-------- Working data --------
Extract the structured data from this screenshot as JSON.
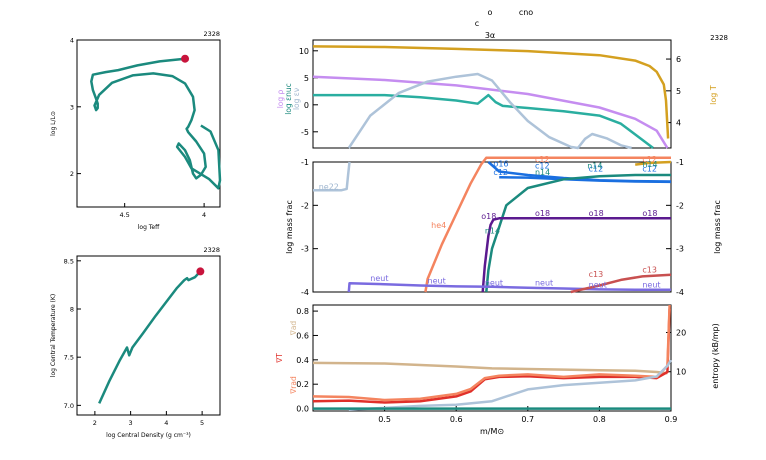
{
  "header": {
    "line1_a": "o",
    "line1_b": "cno",
    "line2": "c",
    "line3": "3α"
  },
  "chart_data": [
    {
      "id": "hr",
      "type": "line",
      "model_number": "2328",
      "xlabel": "log Teff",
      "ylabel": "log L/L⊙",
      "xlim": [
        4.8,
        3.9
      ],
      "ylim": [
        1.5,
        4.0
      ],
      "xticks": [
        4.5,
        4.0
      ],
      "yticks": [
        2,
        3,
        4
      ],
      "color": "#1b8a7e",
      "marker_color": "#c8143c",
      "x": [
        4.12,
        4.28,
        4.42,
        4.54,
        4.62,
        4.7,
        4.71,
        4.7,
        4.68,
        4.67,
        4.67,
        4.68,
        4.69,
        4.66,
        4.58,
        4.45,
        4.32,
        4.2,
        4.12,
        4.07,
        4.06,
        4.08,
        4.1,
        4.11,
        4.1,
        4.05,
        4.0,
        3.99,
        4.02,
        4.05,
        4.07,
        4.09,
        4.12,
        4.16,
        4.17,
        4.12,
        4.08,
        3.97,
        3.91,
        3.9,
        3.91,
        3.96,
        4.02
      ],
      "y": [
        3.72,
        3.68,
        3.62,
        3.55,
        3.52,
        3.48,
        3.38,
        3.25,
        3.12,
        3.05,
        2.98,
        2.95,
        3.02,
        3.18,
        3.36,
        3.47,
        3.5,
        3.46,
        3.35,
        3.15,
        2.95,
        2.8,
        2.7,
        2.67,
        2.62,
        2.48,
        2.3,
        2.1,
        1.98,
        1.93,
        2.0,
        2.2,
        2.35,
        2.45,
        2.4,
        2.25,
        2.08,
        1.92,
        1.78,
        1.9,
        2.35,
        2.63,
        2.72
      ],
      "marker": [
        4.12,
        3.72
      ]
    },
    {
      "id": "center",
      "type": "line",
      "model_number": "2328",
      "xlabel": "log Central Density (g cm⁻³)",
      "ylabel": "log Central Temperature (K)",
      "xlim": [
        1.5,
        5.5
      ],
      "ylim": [
        6.9,
        8.55
      ],
      "xticks": [
        2,
        3,
        4,
        5
      ],
      "yticks": [
        7.0,
        7.5,
        8.0,
        8.5
      ],
      "xticklabels": [
        "2",
        "3",
        "4",
        "5"
      ],
      "yticklabels": [
        "7.0",
        "7.5",
        "8",
        "8.5"
      ],
      "color": "#1b8a7e",
      "marker_color": "#c8143c",
      "x": [
        2.12,
        2.4,
        2.7,
        2.9,
        2.96,
        3.05,
        3.35,
        3.7,
        4.05,
        4.3,
        4.5,
        4.58,
        4.62,
        4.68,
        4.8,
        4.95
      ],
      "y": [
        7.02,
        7.25,
        7.47,
        7.6,
        7.52,
        7.6,
        7.75,
        7.93,
        8.1,
        8.22,
        8.3,
        8.32,
        8.3,
        8.31,
        8.33,
        8.39
      ],
      "marker": [
        4.95,
        8.39
      ]
    },
    {
      "id": "top_profile",
      "type": "line",
      "model_number": "2328",
      "xlim": [
        0.4,
        0.9
      ],
      "ylim": [
        -8,
        12
      ],
      "yticks": [
        -5,
        0,
        5,
        10
      ],
      "right_ylim": [
        3.2,
        6.6
      ],
      "right_yticks": [
        4,
        5,
        6
      ],
      "ylabels_left": [
        {
          "text": "log ρ",
          "color": "#c58df0"
        },
        {
          "text": "log εnuc",
          "color": "#1b8a7e"
        },
        {
          "text": "log εν",
          "color": "#9fb6cf"
        }
      ],
      "ylabel_right": {
        "text": "log T",
        "color": "#d4a020"
      },
      "series": [
        {
          "name": "log T",
          "axis": "right",
          "color": "#d4a020",
          "x": [
            0.4,
            0.5,
            0.6,
            0.7,
            0.8,
            0.85,
            0.87,
            0.88,
            0.89,
            0.893,
            0.896
          ],
          "y": [
            6.4,
            6.38,
            6.32,
            6.25,
            6.12,
            5.95,
            5.78,
            5.6,
            5.2,
            4.7,
            3.5
          ]
        },
        {
          "name": "log ρ",
          "axis": "left",
          "color": "#c58df0",
          "x": [
            0.4,
            0.5,
            0.6,
            0.7,
            0.8,
            0.85,
            0.88,
            0.895
          ],
          "y": [
            5.2,
            4.6,
            3.6,
            2.0,
            -0.5,
            -2.6,
            -4.8,
            -8
          ]
        },
        {
          "name": "log εnuc",
          "axis": "left",
          "color": "#2aaea0",
          "x": [
            0.4,
            0.5,
            0.55,
            0.6,
            0.63,
            0.645,
            0.655,
            0.665,
            0.7,
            0.75,
            0.8,
            0.83,
            0.86,
            0.875
          ],
          "y": [
            1.8,
            1.8,
            1.4,
            0.8,
            0.2,
            1.8,
            0.5,
            -0.2,
            -0.6,
            -1.2,
            -2.0,
            -3.5,
            -6.5,
            -8
          ]
        },
        {
          "name": "log εν",
          "axis": "left",
          "color": "#aec3d9",
          "x": [
            0.45,
            0.48,
            0.52,
            0.56,
            0.6,
            0.63,
            0.65,
            0.675,
            0.7,
            0.73,
            0.76,
            0.77,
            0.78,
            0.79,
            0.81,
            0.83,
            0.845
          ],
          "y": [
            -8,
            -2,
            2.2,
            4.3,
            5.2,
            5.7,
            4.5,
            0.5,
            -3,
            -6,
            -7.8,
            -8,
            -6.3,
            -5.4,
            -6.2,
            -7.5,
            -8
          ]
        }
      ]
    },
    {
      "id": "abund_profile",
      "type": "line",
      "model_number": "",
      "xlim": [
        0.4,
        0.9
      ],
      "ylim": [
        -4,
        -1
      ],
      "yticks": [
        -4,
        -3,
        -2,
        -1
      ],
      "right_yticks": [
        -4,
        -3,
        -2,
        -1
      ],
      "ylabel": "log mass frac",
      "ylabel_right": "log mass frac",
      "series": [
        {
          "name": "he4",
          "color": "#f4845f",
          "x": [
            0.557,
            0.56,
            0.58,
            0.6,
            0.62,
            0.635,
            0.642,
            0.7,
            0.8,
            0.9
          ],
          "y": [
            -4,
            -3.7,
            -2.9,
            -2.2,
            -1.5,
            -1.05,
            -0.9,
            -0.9,
            -0.9,
            -0.9
          ]
        },
        {
          "name": "ne22",
          "color": "#aec3d9",
          "x": [
            0.4,
            0.44,
            0.447,
            0.449,
            0.451
          ],
          "y": [
            -1.65,
            -1.65,
            -1.62,
            -1.3,
            -1.0
          ]
        },
        {
          "name": "o16",
          "color": "#1a6fe0",
          "x": [
            0.645,
            0.66,
            0.7,
            0.75,
            0.8,
            0.85,
            0.9
          ],
          "y": [
            -1.0,
            -1.22,
            -1.3,
            -1.37,
            -1.42,
            -1.44,
            -1.45
          ]
        },
        {
          "name": "c12",
          "color": "#1a6fe0",
          "x": [
            0.66,
            0.7,
            0.75,
            0.8,
            0.85,
            0.9
          ],
          "y": [
            -1.35,
            -1.36,
            -1.4,
            -1.43,
            -1.45,
            -1.46
          ]
        },
        {
          "name": "n14",
          "color": "#1b8a7e",
          "x": [
            0.642,
            0.645,
            0.65,
            0.66,
            0.67,
            0.7,
            0.75,
            0.8,
            0.85,
            0.9
          ],
          "y": [
            -4,
            -3.5,
            -3.0,
            -2.5,
            -2.0,
            -1.6,
            -1.4,
            -1.33,
            -1.3,
            -1.3
          ]
        },
        {
          "name": "o18",
          "color": "#5b1a8f",
          "x": [
            0.637,
            0.64,
            0.645,
            0.648,
            0.652,
            0.66,
            0.7,
            0.8,
            0.9
          ],
          "y": [
            -4,
            -3.4,
            -2.7,
            -2.45,
            -2.33,
            -2.3,
            -2.3,
            -2.3,
            -2.3
          ]
        },
        {
          "name": "neut",
          "color": "#7a6be0",
          "x": [
            0.45,
            0.451,
            0.5,
            0.55,
            0.6,
            0.65,
            0.7,
            0.75,
            0.8,
            0.85,
            0.9
          ],
          "y": [
            -4,
            -3.8,
            -3.82,
            -3.85,
            -3.87,
            -3.88,
            -3.9,
            -3.92,
            -3.94,
            -3.95,
            -3.95
          ]
        },
        {
          "name": "c13",
          "color": "#c85050",
          "x": [
            0.76,
            0.8,
            0.83,
            0.86,
            0.9
          ],
          "y": [
            -4,
            -3.85,
            -3.72,
            -3.64,
            -3.6
          ]
        },
        {
          "name": "c12",
          "color": "#d4a020",
          "x": [
            0.85,
            0.87,
            0.9
          ],
          "y": [
            -1.06,
            -1.02,
            -1.0
          ]
        }
      ],
      "labels": [
        {
          "text": "ne22",
          "x": 0.408,
          "y": -1.63,
          "color": "#9fb6cf"
        },
        {
          "text": "he4",
          "x": 0.565,
          "y": -2.52,
          "color": "#f4845f"
        },
        {
          "text": "o16",
          "x": 0.652,
          "y": -1.1,
          "color": "#1a6fe0"
        },
        {
          "text": "c12",
          "x": 0.652,
          "y": -1.3,
          "color": "#1a6fe0"
        },
        {
          "text": "c12",
          "x": 0.71,
          "y": -1.0,
          "color": "#f4845f"
        },
        {
          "text": "c12",
          "x": 0.71,
          "y": -1.15,
          "color": "#1a6fe0"
        },
        {
          "text": "n14",
          "x": 0.71,
          "y": -1.3,
          "color": "#1b8a7e"
        },
        {
          "text": "c12",
          "x": 0.785,
          "y": -1.22,
          "color": "#1a6fe0"
        },
        {
          "text": "n14",
          "x": 0.783,
          "y": -1.15,
          "color": "#1b8a7e"
        },
        {
          "text": "c12",
          "x": 0.86,
          "y": -1.0,
          "color": "#f4845f"
        },
        {
          "text": "c12",
          "x": 0.86,
          "y": -1.22,
          "color": "#1a6fe0"
        },
        {
          "text": "n14",
          "x": 0.86,
          "y": -1.12,
          "color": "#1b8a7e"
        },
        {
          "text": "o18",
          "x": 0.635,
          "y": -2.32,
          "color": "#5b1a8f"
        },
        {
          "text": "o18",
          "x": 0.71,
          "y": -2.25,
          "color": "#5b1a8f"
        },
        {
          "text": "o18",
          "x": 0.785,
          "y": -2.25,
          "color": "#5b1a8f"
        },
        {
          "text": "o18",
          "x": 0.86,
          "y": -2.25,
          "color": "#5b1a8f"
        },
        {
          "text": "n14",
          "x": 0.64,
          "y": -2.65,
          "color": "#1b8a7e"
        },
        {
          "text": "neut",
          "x": 0.48,
          "y": -3.75,
          "color": "#7a6be0"
        },
        {
          "text": "neut",
          "x": 0.56,
          "y": -3.8,
          "color": "#7a6be0"
        },
        {
          "text": "neut",
          "x": 0.64,
          "y": -3.85,
          "color": "#7a6be0"
        },
        {
          "text": "neut",
          "x": 0.71,
          "y": -3.85,
          "color": "#7a6be0"
        },
        {
          "text": "neut",
          "x": 0.785,
          "y": -3.9,
          "color": "#7a6be0"
        },
        {
          "text": "neut",
          "x": 0.86,
          "y": -3.9,
          "color": "#7a6be0"
        },
        {
          "text": "c13",
          "x": 0.785,
          "y": -3.65,
          "color": "#c85050"
        },
        {
          "text": "c13",
          "x": 0.86,
          "y": -3.55,
          "color": "#c85050"
        }
      ]
    },
    {
      "id": "grad_profile",
      "type": "line",
      "model_number": "",
      "xlabel": "m/M⊙",
      "xlim": [
        0.4,
        0.9
      ],
      "xticks": [
        0.5,
        0.6,
        0.7,
        0.8,
        0.9
      ],
      "xticklabels": [
        "0.5",
        "0.6",
        "0.7",
        "0.8",
        "0.9"
      ],
      "ylim": [
        -0.02,
        0.85
      ],
      "yticks": [
        0.0,
        0.2,
        0.4,
        0.6,
        0.8
      ],
      "yticklabels": [
        "0.0",
        "0.2",
        "0.4",
        "0.6",
        "0.8"
      ],
      "right_ylim": [
        0,
        27
      ],
      "right_yticks": [
        10,
        20
      ],
      "ylabels_left": [
        {
          "text": "∇ad",
          "color": "#d2b48c"
        },
        {
          "text": "∇T",
          "color": "#e0302a"
        },
        {
          "text": "∇rad",
          "color": "#f4845f"
        }
      ],
      "ylabel_right": {
        "text": "entropy (kB/mp)",
        "color": "#000000"
      },
      "series": [
        {
          "name": "∇ad",
          "axis": "left",
          "color": "#d2b48c",
          "x": [
            0.4,
            0.5,
            0.6,
            0.65,
            0.7,
            0.75,
            0.8,
            0.85,
            0.88,
            0.895
          ],
          "y": [
            0.375,
            0.37,
            0.345,
            0.33,
            0.325,
            0.32,
            0.315,
            0.31,
            0.3,
            0.29
          ]
        },
        {
          "name": "∇T",
          "axis": "left",
          "color": "#e0302a",
          "x": [
            0.4,
            0.45,
            0.5,
            0.55,
            0.6,
            0.62,
            0.64,
            0.66,
            0.7,
            0.75,
            0.8,
            0.85,
            0.88,
            0.895,
            0.898
          ],
          "y": [
            0.06,
            0.065,
            0.05,
            0.06,
            0.1,
            0.14,
            0.24,
            0.26,
            0.265,
            0.25,
            0.26,
            0.26,
            0.25,
            0.3,
            0.82
          ]
        },
        {
          "name": "∇rad",
          "axis": "left",
          "color": "#f4845f",
          "x": [
            0.4,
            0.45,
            0.5,
            0.55,
            0.6,
            0.62,
            0.64,
            0.66,
            0.7,
            0.75,
            0.8,
            0.85,
            0.88,
            0.895,
            0.898
          ],
          "y": [
            0.1,
            0.095,
            0.07,
            0.08,
            0.12,
            0.16,
            0.25,
            0.27,
            0.28,
            0.26,
            0.28,
            0.27,
            0.26,
            0.35,
            0.85
          ]
        },
        {
          "name": "entropy",
          "axis": "right",
          "color": "#aec3d9",
          "x": [
            0.45,
            0.5,
            0.55,
            0.6,
            0.65,
            0.7,
            0.75,
            0.8,
            0.85,
            0.88,
            0.895,
            0.9
          ],
          "y": [
            0.3,
            0.8,
            1.3,
            1.6,
            2.5,
            5.5,
            6.6,
            7.2,
            7.8,
            8.8,
            11.5,
            13
          ]
        },
        {
          "name": "zero",
          "axis": "left",
          "color": "#1b8a7e",
          "x": [
            0.4,
            0.9
          ],
          "y": [
            0.0,
            0.0
          ]
        }
      ]
    }
  ]
}
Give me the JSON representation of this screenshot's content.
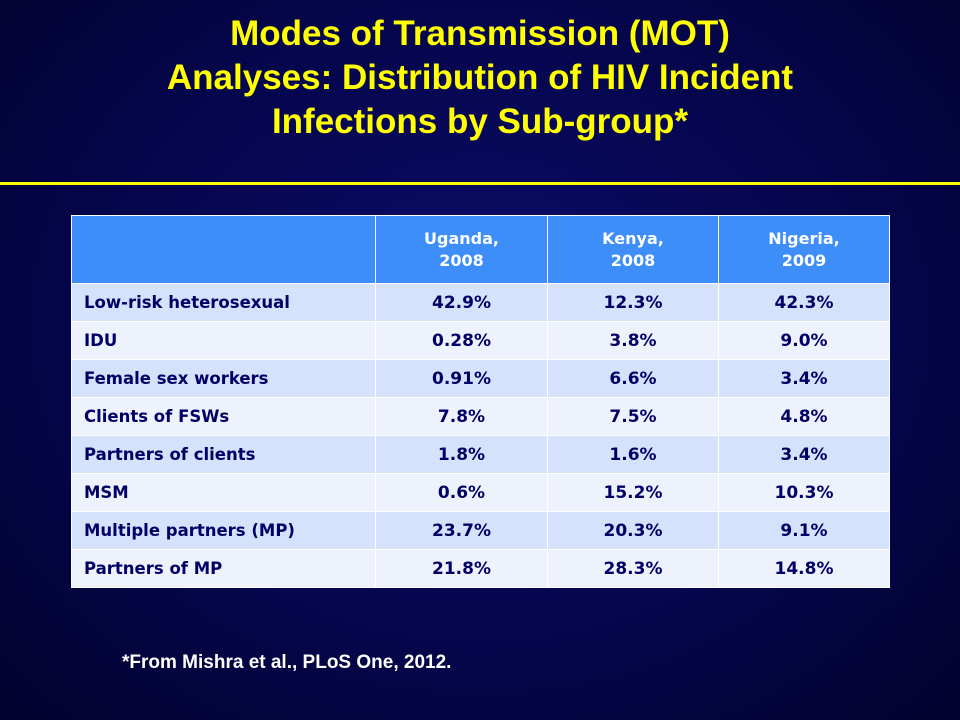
{
  "slide": {
    "title_lines": [
      "Modes of Transmission (MOT)",
      "Analyses: Distribution of HIV Incident",
      "Infections by Sub-group*"
    ],
    "footnote": "*From Mishra et al., PLoS One, 2012.",
    "colors": {
      "background": "#05054a",
      "title": "#ffff00",
      "header_fill": "#3d8ef8",
      "row_fill_odd": "#d4e2fb",
      "row_fill_even": "#edf2fd",
      "row_text": "#000066"
    }
  },
  "table": {
    "headers": [
      "",
      "Uganda,\n2008",
      "Kenya,\n2008",
      "Nigeria,\n2009"
    ],
    "rows": [
      {
        "group": "Low-risk heterosexual",
        "uganda": "42.9%",
        "kenya": "12.3%",
        "nigeria": "42.3%"
      },
      {
        "group": "IDU",
        "uganda": "0.28%",
        "kenya": "3.8%",
        "nigeria": "9.0%"
      },
      {
        "group": "Female sex workers",
        "uganda": "0.91%",
        "kenya": "6.6%",
        "nigeria": "3.4%"
      },
      {
        "group": "Clients of FSWs",
        "uganda": "7.8%",
        "kenya": "7.5%",
        "nigeria": "4.8%"
      },
      {
        "group": "Partners of clients",
        "uganda": "1.8%",
        "kenya": "1.6%",
        "nigeria": "3.4%"
      },
      {
        "group": "MSM",
        "uganda": "0.6%",
        "kenya": "15.2%",
        "nigeria": "10.3%"
      },
      {
        "group": "Multiple partners (MP)",
        "uganda": "23.7%",
        "kenya": "20.3%",
        "nigeria": "9.1%"
      },
      {
        "group": "Partners of MP",
        "uganda": "21.8%",
        "kenya": "28.3%",
        "nigeria": "14.8%"
      }
    ]
  }
}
--------
■ **Work to be completed**
From the line containing "Give me the" to the end of the data above, give those lines again verbatim, with both endpoints included and no images.

■ **Solved problem**
Give me the JSON representation of this screenshot's content.
{
  "slide": {
    "title_lines": [
      "Modes of Transmission (MOT)",
      "Analyses: Distribution of HIV Incident",
      "Infections by Sub-group*"
    ],
    "footnote": "*From Mishra et al., PLoS One, 2012.",
    "colors": {
      "background": "#05054a",
      "title": "#ffff00",
      "header_fill": "#3d8ef8",
      "row_fill_odd": "#d4e2fb",
      "row_fill_even": "#edf2fd",
      "row_text": "#000066"
    }
  },
  "table": {
    "headers": [
      "",
      "Uganda,\n2008",
      "Kenya,\n2008",
      "Nigeria,\n2009"
    ],
    "rows": [
      {
        "group": "Low-risk heterosexual",
        "uganda": "42.9%",
        "kenya": "12.3%",
        "nigeria": "42.3%"
      },
      {
        "group": "IDU",
        "uganda": "0.28%",
        "kenya": "3.8%",
        "nigeria": "9.0%"
      },
      {
        "group": "Female sex workers",
        "uganda": "0.91%",
        "kenya": "6.6%",
        "nigeria": "3.4%"
      },
      {
        "group": "Clients of FSWs",
        "uganda": "7.8%",
        "kenya": "7.5%",
        "nigeria": "4.8%"
      },
      {
        "group": "Partners of clients",
        "uganda": "1.8%",
        "kenya": "1.6%",
        "nigeria": "3.4%"
      },
      {
        "group": "MSM",
        "uganda": "0.6%",
        "kenya": "15.2%",
        "nigeria": "10.3%"
      },
      {
        "group": "Multiple partners (MP)",
        "uganda": "23.7%",
        "kenya": "20.3%",
        "nigeria": "9.1%"
      },
      {
        "group": "Partners of MP",
        "uganda": "21.8%",
        "kenya": "28.3%",
        "nigeria": "14.8%"
      }
    ]
  }
}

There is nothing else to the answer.